What is needed:
Locate all lines with the word "school". Copy them.

Data entries:
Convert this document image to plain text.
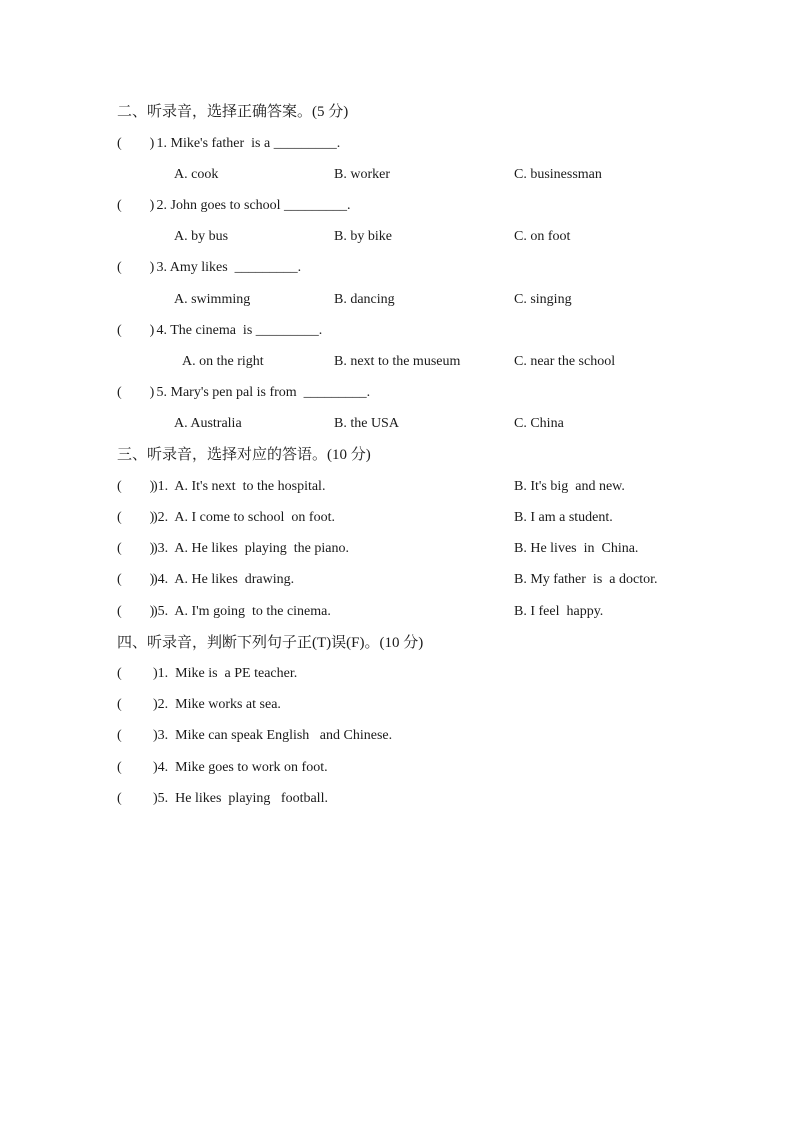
二、听录音，选择正确答案。(5 分)
(        )
1. Mike's father  is a _________.
A. cook	B. worker	C. businessman
(        )
2. John goes to school _________.
A. by bus	B. by bike	C. on foot
(        )
3. Amy likes  _________.
A. swimming	B. dancing	C. singing
(        )
4. The cinema  is _________.
A. on the right	B. next to the museum	C. near the school
(        )
5. Mary's pen pal is from  _________.
A. Australia	B. the USA	C. China
三、听录音，选择对应的答语。(10 分)
(        )
)1.  A. It's next  to the hospital.	B. It's big  and new.
(        )
)2.  A. I come to school  on foot.	B. I am a student.
(        )
)3.  A. He likes  playing  the piano.	B. He lives  in  China.
(        )
)4.  A. He likes  drawing.	B. My father  is  a doctor.
(        )
)5.  A. I'm going  to the cinema.	B. I feel  happy.
四、听录音，判断下列句子正(T)误(F)。(10 分)
( )1.  Mike is  a PE teacher.
( )2.  Mike works at sea.
( )3.  Mike can speak English   and Chinese.
( )4.  Mike goes to work on foot.
( )5.  He likes  playing   football.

Exercise solution:
2. John goes to school _________.
A. on the right	B. next to the museum	C. near the school
)2.  A. I come to school  on foot.	B. I am a student.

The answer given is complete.